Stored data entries

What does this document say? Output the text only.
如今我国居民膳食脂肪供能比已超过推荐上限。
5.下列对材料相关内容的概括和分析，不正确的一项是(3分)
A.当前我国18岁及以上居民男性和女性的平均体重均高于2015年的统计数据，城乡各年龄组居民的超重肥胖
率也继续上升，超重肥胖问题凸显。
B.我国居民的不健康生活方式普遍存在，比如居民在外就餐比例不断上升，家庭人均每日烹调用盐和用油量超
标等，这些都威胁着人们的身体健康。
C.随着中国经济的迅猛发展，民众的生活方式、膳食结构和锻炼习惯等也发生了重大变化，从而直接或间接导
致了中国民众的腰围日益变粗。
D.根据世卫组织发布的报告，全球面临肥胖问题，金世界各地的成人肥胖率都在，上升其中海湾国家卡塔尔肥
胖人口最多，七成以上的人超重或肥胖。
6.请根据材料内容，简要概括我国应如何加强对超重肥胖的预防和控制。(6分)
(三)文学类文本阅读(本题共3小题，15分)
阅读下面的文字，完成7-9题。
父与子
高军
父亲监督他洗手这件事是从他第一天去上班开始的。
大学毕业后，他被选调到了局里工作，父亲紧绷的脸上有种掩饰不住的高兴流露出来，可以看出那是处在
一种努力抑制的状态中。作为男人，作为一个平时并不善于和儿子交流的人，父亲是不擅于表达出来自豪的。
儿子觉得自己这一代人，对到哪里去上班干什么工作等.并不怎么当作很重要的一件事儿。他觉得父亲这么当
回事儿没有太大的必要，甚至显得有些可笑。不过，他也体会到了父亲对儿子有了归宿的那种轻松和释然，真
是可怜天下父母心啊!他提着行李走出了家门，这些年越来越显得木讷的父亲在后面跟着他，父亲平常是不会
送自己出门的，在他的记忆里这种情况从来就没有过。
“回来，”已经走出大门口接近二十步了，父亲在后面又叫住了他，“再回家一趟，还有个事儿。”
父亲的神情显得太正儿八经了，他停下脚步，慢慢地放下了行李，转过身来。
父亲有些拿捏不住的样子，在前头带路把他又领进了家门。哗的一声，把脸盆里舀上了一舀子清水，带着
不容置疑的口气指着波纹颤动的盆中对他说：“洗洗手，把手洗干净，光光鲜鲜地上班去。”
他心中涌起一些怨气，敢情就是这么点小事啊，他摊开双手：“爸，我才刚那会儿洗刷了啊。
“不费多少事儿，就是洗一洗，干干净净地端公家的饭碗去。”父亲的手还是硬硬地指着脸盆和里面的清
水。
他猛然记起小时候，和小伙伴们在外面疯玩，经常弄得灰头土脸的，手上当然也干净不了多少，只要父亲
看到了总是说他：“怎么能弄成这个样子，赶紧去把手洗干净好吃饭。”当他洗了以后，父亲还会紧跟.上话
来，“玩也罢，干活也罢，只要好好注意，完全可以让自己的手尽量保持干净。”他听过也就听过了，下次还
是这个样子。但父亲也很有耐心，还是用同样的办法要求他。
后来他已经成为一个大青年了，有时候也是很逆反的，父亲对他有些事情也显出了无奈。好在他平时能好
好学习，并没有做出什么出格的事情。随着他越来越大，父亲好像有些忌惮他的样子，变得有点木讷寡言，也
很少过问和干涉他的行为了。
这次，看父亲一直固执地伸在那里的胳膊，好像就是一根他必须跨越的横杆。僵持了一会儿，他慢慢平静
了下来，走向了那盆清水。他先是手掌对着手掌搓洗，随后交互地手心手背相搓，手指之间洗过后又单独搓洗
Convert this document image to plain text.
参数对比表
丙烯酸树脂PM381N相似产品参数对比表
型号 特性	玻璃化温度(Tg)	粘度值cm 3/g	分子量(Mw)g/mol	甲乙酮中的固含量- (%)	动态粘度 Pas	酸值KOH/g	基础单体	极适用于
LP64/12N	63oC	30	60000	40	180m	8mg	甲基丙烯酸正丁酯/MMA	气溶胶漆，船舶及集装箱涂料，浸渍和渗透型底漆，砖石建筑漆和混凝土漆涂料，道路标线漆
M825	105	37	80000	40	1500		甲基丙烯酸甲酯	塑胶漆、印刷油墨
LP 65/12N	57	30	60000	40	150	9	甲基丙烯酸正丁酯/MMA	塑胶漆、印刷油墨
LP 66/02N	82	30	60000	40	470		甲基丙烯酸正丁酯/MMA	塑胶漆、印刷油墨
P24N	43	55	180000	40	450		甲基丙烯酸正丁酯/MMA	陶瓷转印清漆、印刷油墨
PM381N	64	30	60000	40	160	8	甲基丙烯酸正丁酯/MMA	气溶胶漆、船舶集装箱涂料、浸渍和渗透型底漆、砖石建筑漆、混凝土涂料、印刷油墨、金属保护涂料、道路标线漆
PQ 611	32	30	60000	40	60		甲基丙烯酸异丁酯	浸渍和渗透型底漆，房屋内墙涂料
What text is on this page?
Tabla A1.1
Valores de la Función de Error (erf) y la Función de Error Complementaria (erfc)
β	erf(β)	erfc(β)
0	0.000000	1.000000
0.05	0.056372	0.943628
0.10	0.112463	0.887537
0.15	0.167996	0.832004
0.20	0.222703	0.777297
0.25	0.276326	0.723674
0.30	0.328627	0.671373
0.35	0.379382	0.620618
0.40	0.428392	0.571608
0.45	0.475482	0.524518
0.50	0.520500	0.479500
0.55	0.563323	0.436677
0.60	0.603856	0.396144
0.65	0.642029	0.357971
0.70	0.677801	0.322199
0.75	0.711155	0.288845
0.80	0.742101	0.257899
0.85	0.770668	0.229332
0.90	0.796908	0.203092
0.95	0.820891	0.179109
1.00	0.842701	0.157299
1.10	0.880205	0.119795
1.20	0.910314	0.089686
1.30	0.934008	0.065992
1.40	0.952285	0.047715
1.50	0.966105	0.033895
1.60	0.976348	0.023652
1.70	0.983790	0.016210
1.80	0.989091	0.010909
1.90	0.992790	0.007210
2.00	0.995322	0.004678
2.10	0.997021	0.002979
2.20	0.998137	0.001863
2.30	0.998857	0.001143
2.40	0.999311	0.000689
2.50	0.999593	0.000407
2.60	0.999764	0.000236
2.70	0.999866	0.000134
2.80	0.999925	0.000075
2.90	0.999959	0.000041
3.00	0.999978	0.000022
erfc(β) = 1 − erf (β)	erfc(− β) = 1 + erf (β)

Task to complete
Write the listing out again, exactly as it reads.

Reply
What does this document say? Output the text only.
如今我国居民膳食脂肪供能比已超过推荐上限。
5.下列对材料相关内容的概括和分析，不正确的一项是(3分)
A.当前我国18岁及以上居民男性和女性的平均体重均高于2015年的统计数据，城乡各年龄组居民的超重肥胖
率也继续上升，超重肥胖问题凸显。
B.我国居民的不健康生活方式普遍存在，比如居民在外就餐比例不断上升，家庭人均每日烹调用盐和用油量超
标等，这些都威胁着人们的身体健康。
C.随着中国经济的迅猛发展，民众的生活方式、膳食结构和锻炼习惯等也发生了重大变化，从而直接或间接导
致了中国民众的腰围日益变粗。
D.根据世卫组织发布的报告，全球面临肥胖问题，金世界各地的成人肥胖率都在，上升其中海湾国家卡塔尔肥
胖人口最多，七成以上的人超重或肥胖。
6.请根据材料内容，简要概括我国应如何加强对超重肥胖的预防和控制。(6分)
(三)文学类文本阅读(本题共3小题，15分)
阅读下面的文字，完成7-9题。
父与子
高军
父亲监督他洗手这件事是从他第一天去上班开始的。
大学毕业后，他被选调到了局里工作，父亲紧绷的脸上有种掩饰不住的高兴流露出来，可以看出那是处在
一种努力抑制的状态中。作为男人，作为一个平时并不善于和儿子交流的人，父亲是不擅于表达出来自豪的。
儿子觉得自己这一代人，对到哪里去上班干什么工作等.并不怎么当作很重要的一件事儿。他觉得父亲这么当
回事儿没有太大的必要，甚至显得有些可笑。不过，他也体会到了父亲对儿子有了归宿的那种轻松和释然，真
是可怜天下父母心啊!他提着行李走出了家门，这些年越来越显得木讷的父亲在后面跟着他，父亲平常是不会
送自己出门的，在他的记忆里这种情况从来就没有过。
“回来，”已经走出大门口接近二十步了，父亲在后面又叫住了他，“再回家一趟，还有个事儿。”
父亲的神情显得太正儿八经了，他停下脚步，慢慢地放下了行李，转过身来。
父亲有些拿捏不住的样子，在前头带路把他又领进了家门。哗的一声，把脸盆里舀上了一舀子清水，带着
不容置疑的口气指着波纹颤动的盆中对他说：“洗洗手，把手洗干净，光光鲜鲜地上班去。”
他心中涌起一些怨气，敢情就是这么点小事啊，他摊开双手：“爸，我才刚那会儿洗刷了啊。
“不费多少事儿，就是洗一洗，干干净净地端公家的饭碗去。”父亲的手还是硬硬地指着脸盆和里面的清
水。
他猛然记起小时候，和小伙伴们在外面疯玩，经常弄得灰头土脸的，手上当然也干净不了多少，只要父亲
看到了总是说他：“怎么能弄成这个样子，赶紧去把手洗干净好吃饭。”当他洗了以后，父亲还会紧跟.上话
来，“玩也罢，干活也罢，只要好好注意，完全可以让自己的手尽量保持干净。”他听过也就听过了，下次还
是这个样子。但父亲也很有耐心，还是用同样的办法要求他。
后来他已经成为一个大青年了，有时候也是很逆反的，父亲对他有些事情也显出了无奈。好在他平时能好
好学习，并没有做出什么出格的事情。随着他越来越大，父亲好像有些忌惮他的样子，变得有点木讷寡言，也
很少过问和干涉他的行为了。
这次，看父亲一直固执地伸在那里的胳膊，好像就是一根他必须跨越的横杆。僵持了一会儿，他慢慢平静
了下来，走向了那盆清水。他先是手掌对着手掌搓洗，随后交互地手心手背相搓，手指之间洗过后又单独搓洗
Convert this document image to plain text.
参数对比表
丙烯酸树脂PM381N相似产品参数对比表
型号 特性	玻璃化温度(Tg)	粘度值cm 3/g	分子量(Mw)g/mol	甲乙酮中的固含量- (%)	动态粘度 Pas	酸值KOH/g	基础单体	极适用于
LP64/12N	63oC	30	60000	40	180m	8mg	甲基丙烯酸正丁酯/MMA	气溶胶漆，船舶及集装箱涂料，浸渍和渗透型底漆，砖石建筑漆和混凝土漆涂料，道路标线漆
M825	105	37	80000	40	1500		甲基丙烯酸甲酯	塑胶漆、印刷油墨
LP 65/12N	57	30	60000	40	150	9	甲基丙烯酸正丁酯/MMA	塑胶漆、印刷油墨
LP 66/02N	82	30	60000	40	470		甲基丙烯酸正丁酯/MMA	塑胶漆、印刷油墨
P24N	43	55	180000	40	450		甲基丙烯酸正丁酯/MMA	陶瓷转印清漆、印刷油墨
PM381N	64	30	60000	40	160	8	甲基丙烯酸正丁酯/MMA	气溶胶漆、船舶集装箱涂料、浸渍和渗透型底漆、砖石建筑漆、混凝土涂料、印刷油墨、金属保护涂料、道路标线漆
PQ 611	32	30	60000	40	60		甲基丙烯酸异丁酯	浸渍和渗透型底漆，房屋内墙涂料
What text is on this page?
Tabla A1.1
Valores de la Función de Error (erf) y la Función de Error Complementaria (erfc)
β	erf(β)	erfc(β)
0	0.000000	1.000000
0.05	0.056372	0.943628
0.10	0.112463	0.887537
0.15	0.167996	0.832004
0.20	0.222703	0.777297
0.25	0.276326	0.723674
0.30	0.328627	0.671373
0.35	0.379382	0.620618
0.40	0.428392	0.571608
0.45	0.475482	0.524518
0.50	0.520500	0.479500
0.55	0.563323	0.436677
0.60	0.603856	0.396144
0.65	0.642029	0.357971
0.70	0.677801	0.322199
0.75	0.711155	0.288845
0.80	0.742101	0.257899
0.85	0.770668	0.229332
0.90	0.796908	0.203092
0.95	0.820891	0.179109
1.00	0.842701	0.157299
1.10	0.880205	0.119795
1.20	0.910314	0.089686
1.30	0.934008	0.065992
1.40	0.952285	0.047715
1.50	0.966105	0.033895
1.60	0.976348	0.023652
1.70	0.983790	0.016210
1.80	0.989091	0.010909
1.90	0.992790	0.007210
2.00	0.995322	0.004678
2.10	0.997021	0.002979
2.20	0.998137	0.001863
2.30	0.998857	0.001143
2.40	0.999311	0.000689
2.50	0.999593	0.000407
2.60	0.999764	0.000236
2.70	0.999866	0.000134
2.80	0.999925	0.000075
2.90	0.999959	0.000041
3.00	0.999978	0.000022
erfc(β) = 1 − erf (β)	erfc(− β) = 1 + erf (β)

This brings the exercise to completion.